▸ RECORD LIST
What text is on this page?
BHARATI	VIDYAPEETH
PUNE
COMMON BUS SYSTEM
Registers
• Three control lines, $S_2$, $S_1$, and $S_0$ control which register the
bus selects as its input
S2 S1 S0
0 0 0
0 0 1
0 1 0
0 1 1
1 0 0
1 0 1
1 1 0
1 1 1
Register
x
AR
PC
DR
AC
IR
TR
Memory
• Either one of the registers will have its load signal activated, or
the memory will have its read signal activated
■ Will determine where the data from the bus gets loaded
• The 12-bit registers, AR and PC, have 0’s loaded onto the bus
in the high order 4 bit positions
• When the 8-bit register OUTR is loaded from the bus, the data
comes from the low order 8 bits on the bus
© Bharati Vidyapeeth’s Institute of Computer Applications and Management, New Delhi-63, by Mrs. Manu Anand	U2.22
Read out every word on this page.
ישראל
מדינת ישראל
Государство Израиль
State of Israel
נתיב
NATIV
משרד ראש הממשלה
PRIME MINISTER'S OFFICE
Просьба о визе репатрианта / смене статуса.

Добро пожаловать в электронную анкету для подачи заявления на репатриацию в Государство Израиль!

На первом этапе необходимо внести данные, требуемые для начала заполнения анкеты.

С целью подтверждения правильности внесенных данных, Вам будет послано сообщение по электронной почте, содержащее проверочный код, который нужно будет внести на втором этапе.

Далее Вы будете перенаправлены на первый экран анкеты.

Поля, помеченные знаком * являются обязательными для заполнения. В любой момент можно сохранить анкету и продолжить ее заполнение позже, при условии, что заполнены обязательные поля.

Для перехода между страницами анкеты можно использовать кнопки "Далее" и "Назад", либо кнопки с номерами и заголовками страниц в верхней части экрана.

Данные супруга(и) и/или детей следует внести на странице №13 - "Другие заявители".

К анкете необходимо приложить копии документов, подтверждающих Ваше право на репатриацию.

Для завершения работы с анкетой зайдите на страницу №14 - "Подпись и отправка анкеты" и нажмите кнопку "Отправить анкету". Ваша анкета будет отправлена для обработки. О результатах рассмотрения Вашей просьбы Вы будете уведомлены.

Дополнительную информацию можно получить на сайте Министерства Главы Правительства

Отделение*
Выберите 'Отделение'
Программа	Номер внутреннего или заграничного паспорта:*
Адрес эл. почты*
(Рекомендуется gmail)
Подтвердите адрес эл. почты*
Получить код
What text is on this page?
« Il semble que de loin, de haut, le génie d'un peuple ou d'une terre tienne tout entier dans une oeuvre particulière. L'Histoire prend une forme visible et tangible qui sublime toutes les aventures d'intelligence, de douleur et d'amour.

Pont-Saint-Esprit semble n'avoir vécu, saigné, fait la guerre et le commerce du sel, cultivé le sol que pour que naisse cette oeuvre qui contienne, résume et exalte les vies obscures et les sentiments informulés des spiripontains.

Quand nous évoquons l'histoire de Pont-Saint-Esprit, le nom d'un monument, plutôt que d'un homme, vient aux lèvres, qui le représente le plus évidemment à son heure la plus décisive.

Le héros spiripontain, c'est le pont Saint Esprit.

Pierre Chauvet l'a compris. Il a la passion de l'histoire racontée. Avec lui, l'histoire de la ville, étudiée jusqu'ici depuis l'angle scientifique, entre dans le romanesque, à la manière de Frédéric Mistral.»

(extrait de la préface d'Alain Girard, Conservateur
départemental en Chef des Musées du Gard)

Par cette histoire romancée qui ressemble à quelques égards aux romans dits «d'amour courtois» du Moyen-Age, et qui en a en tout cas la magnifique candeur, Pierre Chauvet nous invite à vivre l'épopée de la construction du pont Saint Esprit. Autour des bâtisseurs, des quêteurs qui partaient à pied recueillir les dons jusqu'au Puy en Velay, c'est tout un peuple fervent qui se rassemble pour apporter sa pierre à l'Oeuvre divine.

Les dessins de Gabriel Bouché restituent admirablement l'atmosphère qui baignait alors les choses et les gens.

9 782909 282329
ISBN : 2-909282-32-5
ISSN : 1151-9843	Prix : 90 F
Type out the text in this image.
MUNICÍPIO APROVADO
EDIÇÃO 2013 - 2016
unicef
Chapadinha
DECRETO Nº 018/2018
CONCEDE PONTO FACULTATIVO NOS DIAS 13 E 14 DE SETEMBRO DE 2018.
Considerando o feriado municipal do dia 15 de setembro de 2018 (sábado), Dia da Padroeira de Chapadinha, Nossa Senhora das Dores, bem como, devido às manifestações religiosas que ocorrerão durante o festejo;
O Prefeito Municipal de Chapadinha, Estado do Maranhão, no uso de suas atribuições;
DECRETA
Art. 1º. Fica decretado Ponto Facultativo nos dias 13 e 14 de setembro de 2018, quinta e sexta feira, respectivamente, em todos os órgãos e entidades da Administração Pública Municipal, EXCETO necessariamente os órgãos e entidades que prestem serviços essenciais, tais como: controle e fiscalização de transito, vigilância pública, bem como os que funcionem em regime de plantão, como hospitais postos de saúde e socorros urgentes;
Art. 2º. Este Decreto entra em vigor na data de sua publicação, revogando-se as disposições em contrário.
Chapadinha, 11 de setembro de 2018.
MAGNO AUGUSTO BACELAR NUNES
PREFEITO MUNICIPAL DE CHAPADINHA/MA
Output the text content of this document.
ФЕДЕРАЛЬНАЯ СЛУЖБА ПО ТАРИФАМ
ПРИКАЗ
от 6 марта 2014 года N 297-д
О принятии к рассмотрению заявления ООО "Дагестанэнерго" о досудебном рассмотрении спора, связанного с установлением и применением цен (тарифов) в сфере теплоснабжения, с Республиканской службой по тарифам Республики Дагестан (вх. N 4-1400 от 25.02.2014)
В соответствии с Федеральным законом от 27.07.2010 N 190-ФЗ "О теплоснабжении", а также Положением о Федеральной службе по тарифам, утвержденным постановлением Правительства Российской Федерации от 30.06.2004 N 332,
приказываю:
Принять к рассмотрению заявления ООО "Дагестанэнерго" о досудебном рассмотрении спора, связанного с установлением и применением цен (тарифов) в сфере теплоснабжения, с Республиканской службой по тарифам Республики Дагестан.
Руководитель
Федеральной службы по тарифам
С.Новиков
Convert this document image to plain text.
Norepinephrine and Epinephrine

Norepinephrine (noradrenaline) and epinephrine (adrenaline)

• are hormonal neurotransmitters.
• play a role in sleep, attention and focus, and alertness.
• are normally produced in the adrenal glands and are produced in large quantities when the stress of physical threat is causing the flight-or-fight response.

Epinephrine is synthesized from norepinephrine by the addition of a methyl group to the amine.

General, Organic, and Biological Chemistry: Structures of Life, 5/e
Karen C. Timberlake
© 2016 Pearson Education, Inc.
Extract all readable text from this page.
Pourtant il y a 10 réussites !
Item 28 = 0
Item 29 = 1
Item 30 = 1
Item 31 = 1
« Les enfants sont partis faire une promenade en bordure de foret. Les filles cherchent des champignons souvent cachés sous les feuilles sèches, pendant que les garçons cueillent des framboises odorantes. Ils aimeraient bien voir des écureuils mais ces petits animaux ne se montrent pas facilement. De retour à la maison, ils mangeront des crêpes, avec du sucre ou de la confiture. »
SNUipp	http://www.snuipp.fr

▸ TASK BRIEF
Repeat the material above in full, keeping every word.

▸ RESULT FOR THIS TASK
What text is on this page?
BHARATI	VIDYAPEETH
PUNE
COMMON BUS SYSTEM
Registers
• Three control lines, $S_2$, $S_1$, and $S_0$ control which register the
bus selects as its input
S2 S1 S0
0 0 0
0 0 1
0 1 0
0 1 1
1 0 0
1 0 1
1 1 0
1 1 1
Register
x
AR
PC
DR
AC
IR
TR
Memory
• Either one of the registers will have its load signal activated, or
the memory will have its read signal activated
■ Will determine where the data from the bus gets loaded
• The 12-bit registers, AR and PC, have 0’s loaded onto the bus
in the high order 4 bit positions
• When the 8-bit register OUTR is loaded from the bus, the data
comes from the low order 8 bits on the bus
© Bharati Vidyapeeth’s Institute of Computer Applications and Management, New Delhi-63, by Mrs. Manu Anand	U2.22
Read out every word on this page.
ישראל
מדינת ישראל
Государство Израиль
State of Israel
נתיב
NATIV
משרד ראש הממשלה
PRIME MINISTER'S OFFICE
Просьба о визе репатрианта / смене статуса.

Добро пожаловать в электронную анкету для подачи заявления на репатриацию в Государство Израиль!

На первом этапе необходимо внести данные, требуемые для начала заполнения анкеты.

С целью подтверждения правильности внесенных данных, Вам будет послано сообщение по электронной почте, содержащее проверочный код, который нужно будет внести на втором этапе.

Далее Вы будете перенаправлены на первый экран анкеты.

Поля, помеченные знаком * являются обязательными для заполнения. В любой момент можно сохранить анкету и продолжить ее заполнение позже, при условии, что заполнены обязательные поля.

Для перехода между страницами анкеты можно использовать кнопки "Далее" и "Назад", либо кнопки с номерами и заголовками страниц в верхней части экрана.

Данные супруга(и) и/или детей следует внести на странице №13 - "Другие заявители".

К анкете необходимо приложить копии документов, подтверждающих Ваше право на репатриацию.

Для завершения работы с анкетой зайдите на страницу №14 - "Подпись и отправка анкеты" и нажмите кнопку "Отправить анкету". Ваша анкета будет отправлена для обработки. О результатах рассмотрения Вашей просьбы Вы будете уведомлены.

Дополнительную информацию можно получить на сайте Министерства Главы Правительства

Отделение*
Выберите 'Отделение'
Программа	Номер внутреннего или заграничного паспорта:*
Адрес эл. почты*
(Рекомендуется gmail)
Подтвердите адрес эл. почты*
Получить код
What text is on this page?
« Il semble que de loin, de haut, le génie d'un peuple ou d'une terre tienne tout entier dans une oeuvre particulière. L'Histoire prend une forme visible et tangible qui sublime toutes les aventures d'intelligence, de douleur et d'amour.

Pont-Saint-Esprit semble n'avoir vécu, saigné, fait la guerre et le commerce du sel, cultivé le sol que pour que naisse cette oeuvre qui contienne, résume et exalte les vies obscures et les sentiments informulés des spiripontains.

Quand nous évoquons l'histoire de Pont-Saint-Esprit, le nom d'un monument, plutôt que d'un homme, vient aux lèvres, qui le représente le plus évidemment à son heure la plus décisive.

Le héros spiripontain, c'est le pont Saint Esprit.

Pierre Chauvet l'a compris. Il a la passion de l'histoire racontée. Avec lui, l'histoire de la ville, étudiée jusqu'ici depuis l'angle scientifique, entre dans le romanesque, à la manière de Frédéric Mistral.»

(extrait de la préface d'Alain Girard, Conservateur
départemental en Chef des Musées du Gard)

Par cette histoire romancée qui ressemble à quelques égards aux romans dits «d'amour courtois» du Moyen-Age, et qui en a en tout cas la magnifique candeur, Pierre Chauvet nous invite à vivre l'épopée de la construction du pont Saint Esprit. Autour des bâtisseurs, des quêteurs qui partaient à pied recueillir les dons jusqu'au Puy en Velay, c'est tout un peuple fervent qui se rassemble pour apporter sa pierre à l'Oeuvre divine.

Les dessins de Gabriel Bouché restituent admirablement l'atmosphère qui baignait alors les choses et les gens.

9 782909 282329
ISBN : 2-909282-32-5
ISSN : 1151-9843	Prix : 90 F
Type out the text in this image.
MUNICÍPIO APROVADO
EDIÇÃO 2013 - 2016
unicef
Chapadinha
DECRETO Nº 018/2018
CONCEDE PONTO FACULTATIVO NOS DIAS 13 E 14 DE SETEMBRO DE 2018.
Considerando o feriado municipal do dia 15 de setembro de 2018 (sábado), Dia da Padroeira de Chapadinha, Nossa Senhora das Dores, bem como, devido às manifestações religiosas que ocorrerão durante o festejo;
O Prefeito Municipal de Chapadinha, Estado do Maranhão, no uso de suas atribuições;
DECRETA
Art. 1º. Fica decretado Ponto Facultativo nos dias 13 e 14 de setembro de 2018, quinta e sexta feira, respectivamente, em todos os órgãos e entidades da Administração Pública Municipal, EXCETO necessariamente os órgãos e entidades que prestem serviços essenciais, tais como: controle e fiscalização de transito, vigilância pública, bem como os que funcionem em regime de plantão, como hospitais postos de saúde e socorros urgentes;
Art. 2º. Este Decreto entra em vigor na data de sua publicação, revogando-se as disposições em contrário.
Chapadinha, 11 de setembro de 2018.
MAGNO AUGUSTO BACELAR NUNES
PREFEITO MUNICIPAL DE CHAPADINHA/MA
Output the text content of this document.
ФЕДЕРАЛЬНАЯ СЛУЖБА ПО ТАРИФАМ
ПРИКАЗ
от 6 марта 2014 года N 297-д
О принятии к рассмотрению заявления ООО "Дагестанэнерго" о досудебном рассмотрении спора, связанного с установлением и применением цен (тарифов) в сфере теплоснабжения, с Республиканской службой по тарифам Республики Дагестан (вх. N 4-1400 от 25.02.2014)
В соответствии с Федеральным законом от 27.07.2010 N 190-ФЗ "О теплоснабжении", а также Положением о Федеральной службе по тарифам, утвержденным постановлением Правительства Российской Федерации от 30.06.2004 N 332,
приказываю:
Принять к рассмотрению заявления ООО "Дагестанэнерго" о досудебном рассмотрении спора, связанного с установлением и применением цен (тарифов) в сфере теплоснабжения, с Республиканской службой по тарифам Республики Дагестан.
Руководитель
Федеральной службы по тарифам
С.Новиков
Convert this document image to plain text.
Norepinephrine and Epinephrine

Norepinephrine (noradrenaline) and epinephrine (adrenaline)

• are hormonal neurotransmitters.
• play a role in sleep, attention and focus, and alertness.
• are normally produced in the adrenal glands and are produced in large quantities when the stress of physical threat is causing the flight-or-fight response.

Epinephrine is synthesized from norepinephrine by the addition of a methyl group to the amine.

General, Organic, and Biological Chemistry: Structures of Life, 5/e
Karen C. Timberlake
© 2016 Pearson Education, Inc.
Extract all readable text from this page.
Pourtant il y a 10 réussites !
Item 28 = 0
Item 29 = 1
Item 30 = 1
Item 31 = 1
« Les enfants sont partis faire une promenade en bordure de foret. Les filles cherchent des champignons souvent cachés sous les feuilles sèches, pendant que les garçons cueillent des framboises odorantes. Ils aimeraient bien voir des écureuils mais ces petits animaux ne se montrent pas facilement. De retour à la maison, ils mangeront des crêpes, avec du sucre ou de la confiture. »
SNUipp	http://www.snuipp.fr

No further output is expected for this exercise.